Dataset entries

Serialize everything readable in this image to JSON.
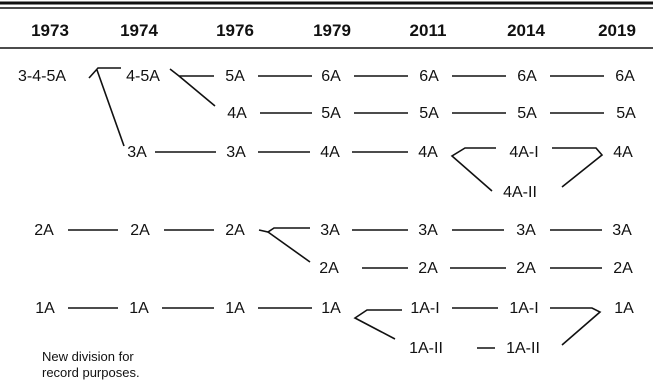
{
  "years": [
    "1973",
    "1974",
    "1976",
    "1979",
    "2011",
    "2014",
    "2019"
  ],
  "nodes": {
    "c1973_345a": "3-4-5A",
    "c1974_45a": "4-5A",
    "c1974_3a": "3A",
    "c1976_5a": "5A",
    "c1976_4a": "4A",
    "c1976_3a": "3A",
    "c1979_6a": "6A",
    "c1979_5a": "5A",
    "c1979_4a": "4A",
    "c2011_6a": "6A",
    "c2011_5a": "5A",
    "c2011_4a": "4A",
    "c2014_6a": "6A",
    "c2014_5a": "5A",
    "c2014_4ai": "4A-I",
    "c2014_4aii": "4A-II",
    "c2019_6a": "6A",
    "c2019_5a": "5A",
    "c2019_4a": "4A",
    "c1973_2a": "2A",
    "c1974_2a": "2A",
    "c1976_2a": "2A",
    "c1979_3a": "3A",
    "c1979_2a": "2A",
    "c2011_3a": "3A",
    "c2011_2a": "2A",
    "c2014_3a": "3A",
    "c2014_2a": "2A",
    "c2019_3a": "3A",
    "c2019_2a": "2A",
    "c1973_1a": "1A",
    "c1974_1a": "1A",
    "c1976_1a": "1A",
    "c1979_1a": "1A",
    "c2011_1ai": "1A-I",
    "c2011_1aii": "1A-II",
    "c2014_1ai": "1A-I",
    "c2014_1aii": "1A-II",
    "c2019_1a": "1A"
  },
  "note": {
    "line1": "New division for",
    "line2": "record purposes."
  }
}
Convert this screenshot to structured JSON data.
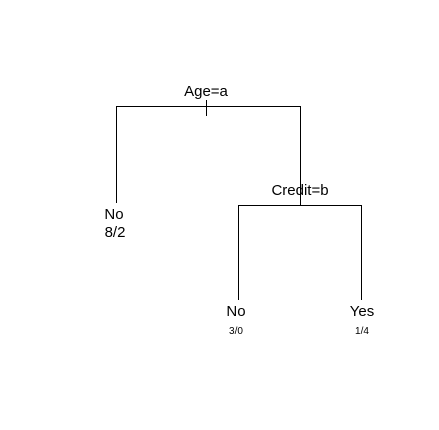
{
  "tree": {
    "root": {
      "split_label": "Age=a"
    },
    "inner": {
      "split_label": "Credit=b"
    },
    "leaves": [
      {
        "class_label": "No",
        "counts": "8/2"
      },
      {
        "class_label": "No",
        "counts": "3/0"
      },
      {
        "class_label": "Yes",
        "counts": "1/4"
      }
    ]
  }
}
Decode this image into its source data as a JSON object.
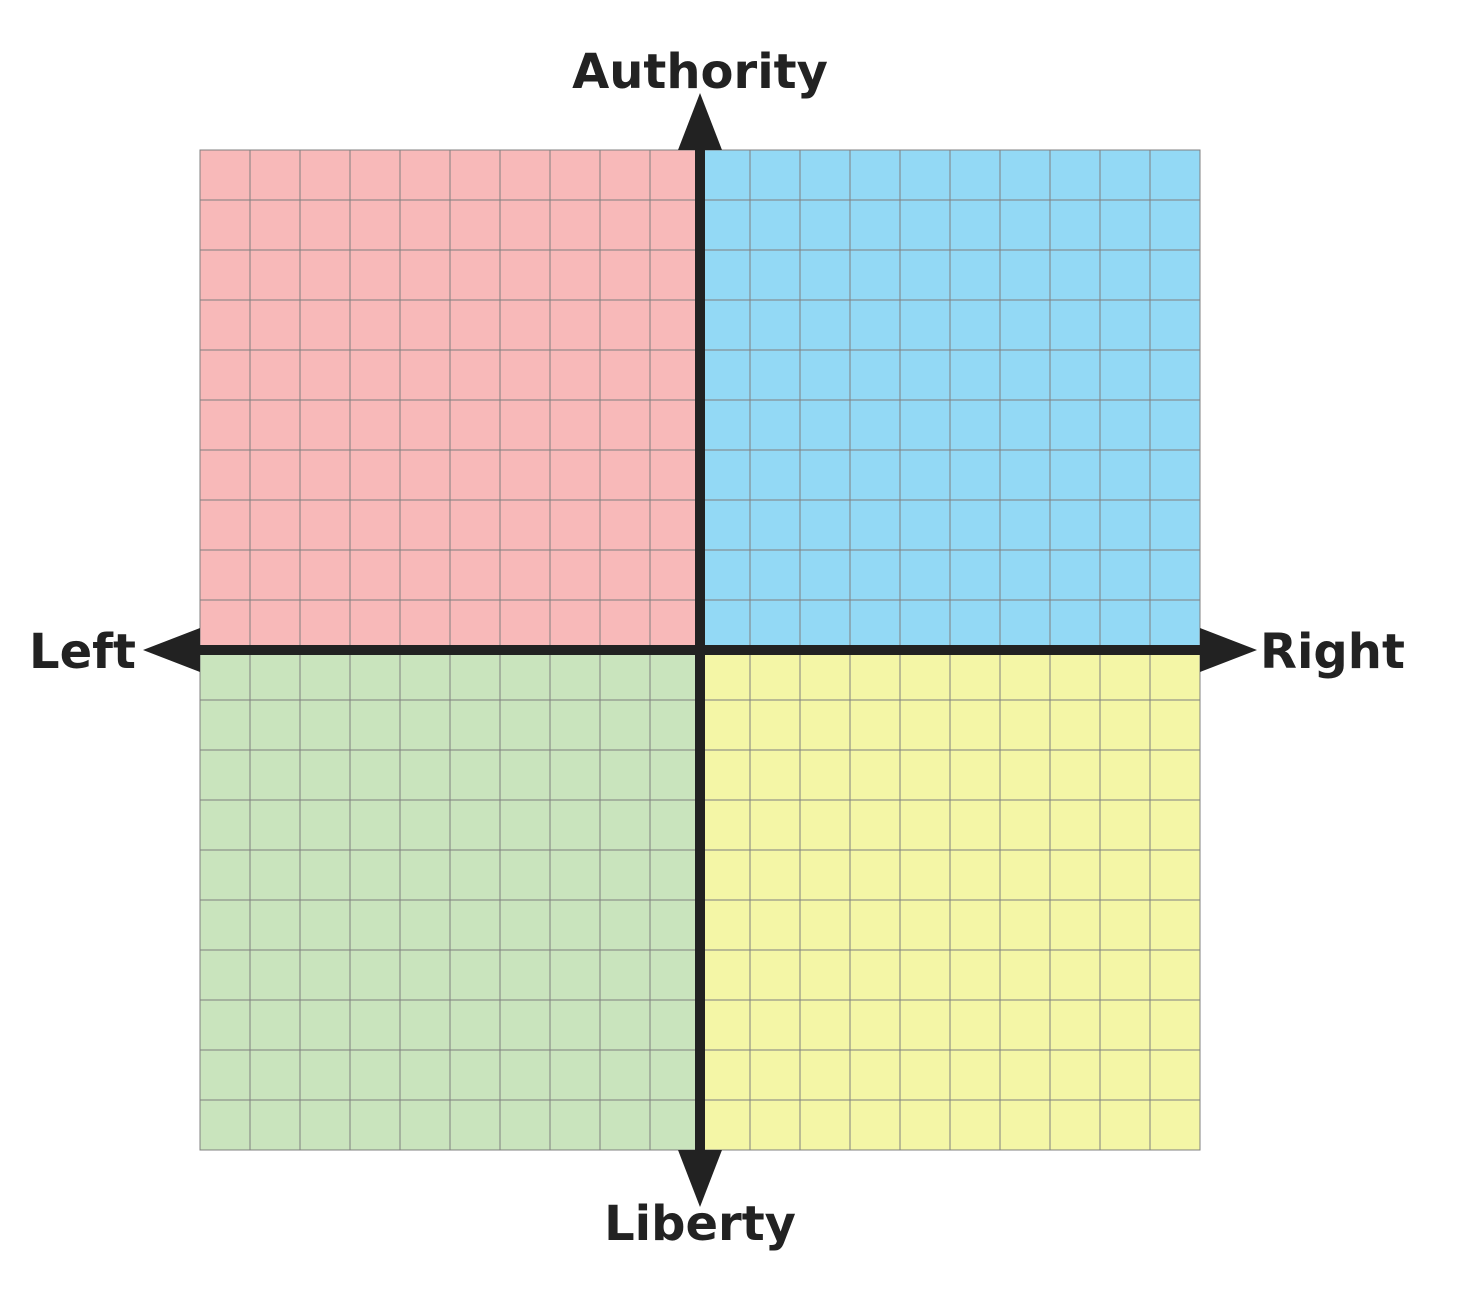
{
  "labels": {
    "top": "Authority",
    "bottom": "Liberty",
    "left": "Left",
    "right": "Right"
  },
  "quadrants": [
    {
      "id": "top-left",
      "color": "#f8b9b9"
    },
    {
      "id": "top-right",
      "color": "#93d9f5"
    },
    {
      "id": "bottom-left",
      "color": "#c9e4bd"
    },
    {
      "id": "bottom-right",
      "color": "#f4f6a6"
    }
  ],
  "colors": {
    "axis": "#222222",
    "grid": "#808080"
  },
  "grid_divisions": 20
}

THE TASK –
Which lines hold the word "image"? Copy every one of them.

FULL SOLUTION –
Serialize everything readable in this image to JSON.
Decode this image into its source data as a JSON object.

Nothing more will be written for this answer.